━━ Extracted material

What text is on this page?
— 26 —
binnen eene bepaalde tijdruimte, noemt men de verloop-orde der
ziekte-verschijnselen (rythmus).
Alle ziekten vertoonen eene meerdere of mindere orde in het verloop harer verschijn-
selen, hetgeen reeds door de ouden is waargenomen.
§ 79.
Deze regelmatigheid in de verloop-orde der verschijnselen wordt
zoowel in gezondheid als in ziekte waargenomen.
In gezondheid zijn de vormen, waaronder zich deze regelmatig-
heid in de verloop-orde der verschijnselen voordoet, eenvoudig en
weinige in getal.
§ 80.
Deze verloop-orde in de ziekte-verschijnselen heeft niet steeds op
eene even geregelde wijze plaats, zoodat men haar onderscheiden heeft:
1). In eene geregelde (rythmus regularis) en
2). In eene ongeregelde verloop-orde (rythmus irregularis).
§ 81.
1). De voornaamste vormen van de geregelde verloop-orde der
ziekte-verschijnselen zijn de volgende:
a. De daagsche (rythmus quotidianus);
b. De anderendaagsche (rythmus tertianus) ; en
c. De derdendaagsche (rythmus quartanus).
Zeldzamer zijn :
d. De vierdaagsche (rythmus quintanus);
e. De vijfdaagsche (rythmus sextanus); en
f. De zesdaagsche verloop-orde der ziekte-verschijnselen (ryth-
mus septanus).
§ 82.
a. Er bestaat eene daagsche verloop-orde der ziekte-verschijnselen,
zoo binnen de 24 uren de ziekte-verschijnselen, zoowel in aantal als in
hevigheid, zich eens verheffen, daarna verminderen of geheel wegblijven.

━━━━
━━ Extracted material

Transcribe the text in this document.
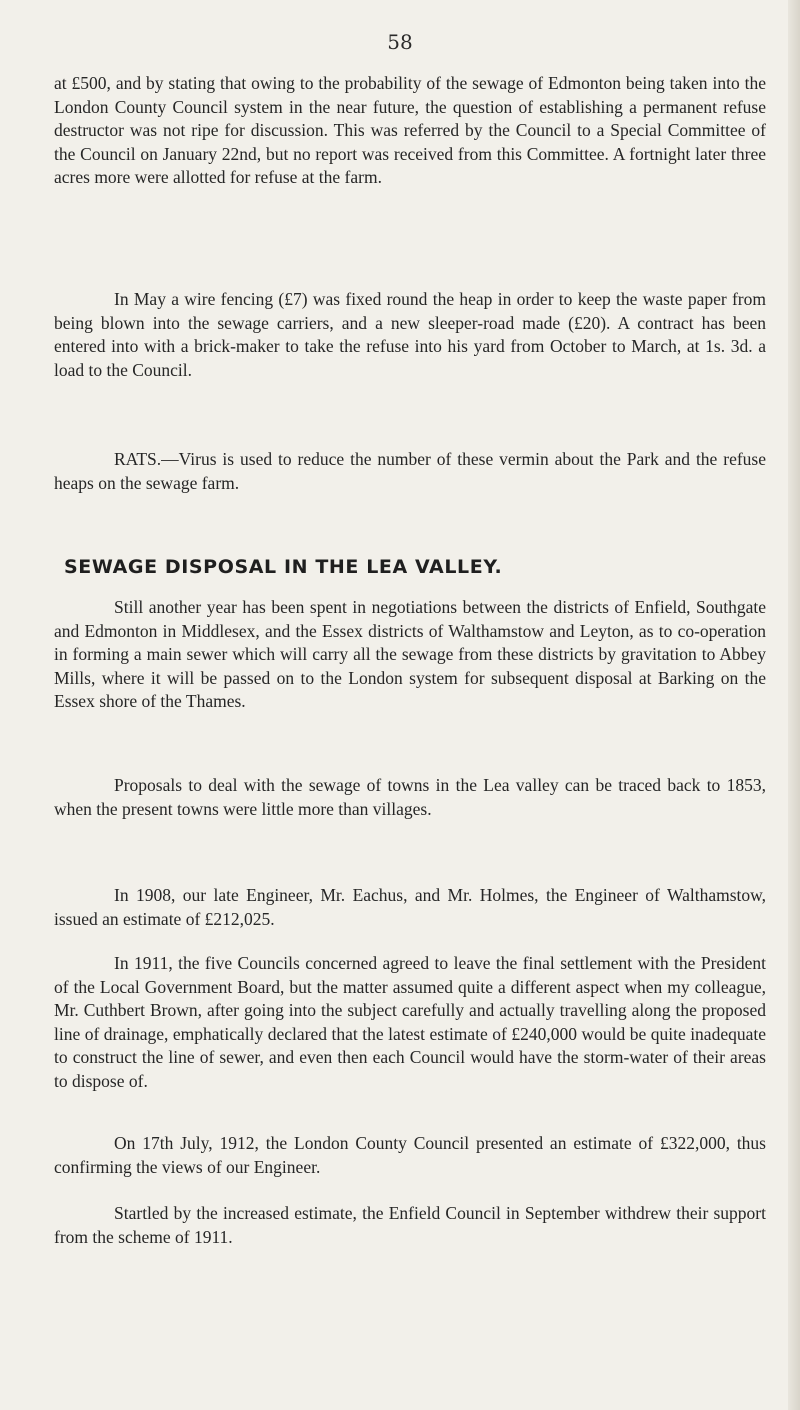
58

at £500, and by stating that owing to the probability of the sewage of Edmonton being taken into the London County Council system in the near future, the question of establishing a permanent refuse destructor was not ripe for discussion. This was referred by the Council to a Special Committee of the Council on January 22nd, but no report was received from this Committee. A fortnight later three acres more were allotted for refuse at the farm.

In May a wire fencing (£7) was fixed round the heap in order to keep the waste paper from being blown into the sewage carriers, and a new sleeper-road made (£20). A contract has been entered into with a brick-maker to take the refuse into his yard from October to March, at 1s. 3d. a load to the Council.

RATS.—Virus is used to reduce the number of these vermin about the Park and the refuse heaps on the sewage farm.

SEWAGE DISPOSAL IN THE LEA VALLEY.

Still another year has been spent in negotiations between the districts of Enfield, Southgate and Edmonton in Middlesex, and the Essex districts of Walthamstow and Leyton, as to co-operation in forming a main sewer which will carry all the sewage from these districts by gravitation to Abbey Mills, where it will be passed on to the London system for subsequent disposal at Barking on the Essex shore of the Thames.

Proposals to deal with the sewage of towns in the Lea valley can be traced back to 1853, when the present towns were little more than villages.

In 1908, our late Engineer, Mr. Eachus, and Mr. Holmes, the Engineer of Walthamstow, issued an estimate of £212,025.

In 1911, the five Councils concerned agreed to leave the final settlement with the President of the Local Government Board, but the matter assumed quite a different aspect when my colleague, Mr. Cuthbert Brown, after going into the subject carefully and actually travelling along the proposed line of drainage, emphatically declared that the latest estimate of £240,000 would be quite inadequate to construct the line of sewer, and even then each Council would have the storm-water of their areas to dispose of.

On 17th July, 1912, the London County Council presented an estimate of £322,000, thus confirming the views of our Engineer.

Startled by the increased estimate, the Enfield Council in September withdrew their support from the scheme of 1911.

━━━━

Exercise goal: Find the word "Walthamstow" in the entries above. Copy every line that has it.

Reply to the exercise:
Still another year has been spent in negotiations between the districts of Enfield, Southgate and Edmonton in Middlesex, and the Essex districts of Walthamstow and Leyton, as to co-operation in forming a main sewer which will carry all the sewage from these districts by gravitation to Abbey Mills, where it will be passed on to the London system for subsequent disposal at Barking on the Essex shore of the Thames.
In 1908, our late Engineer, Mr. Eachus, and Mr. Holmes, the Engineer of Walthamstow, issued an estimate of £212,025.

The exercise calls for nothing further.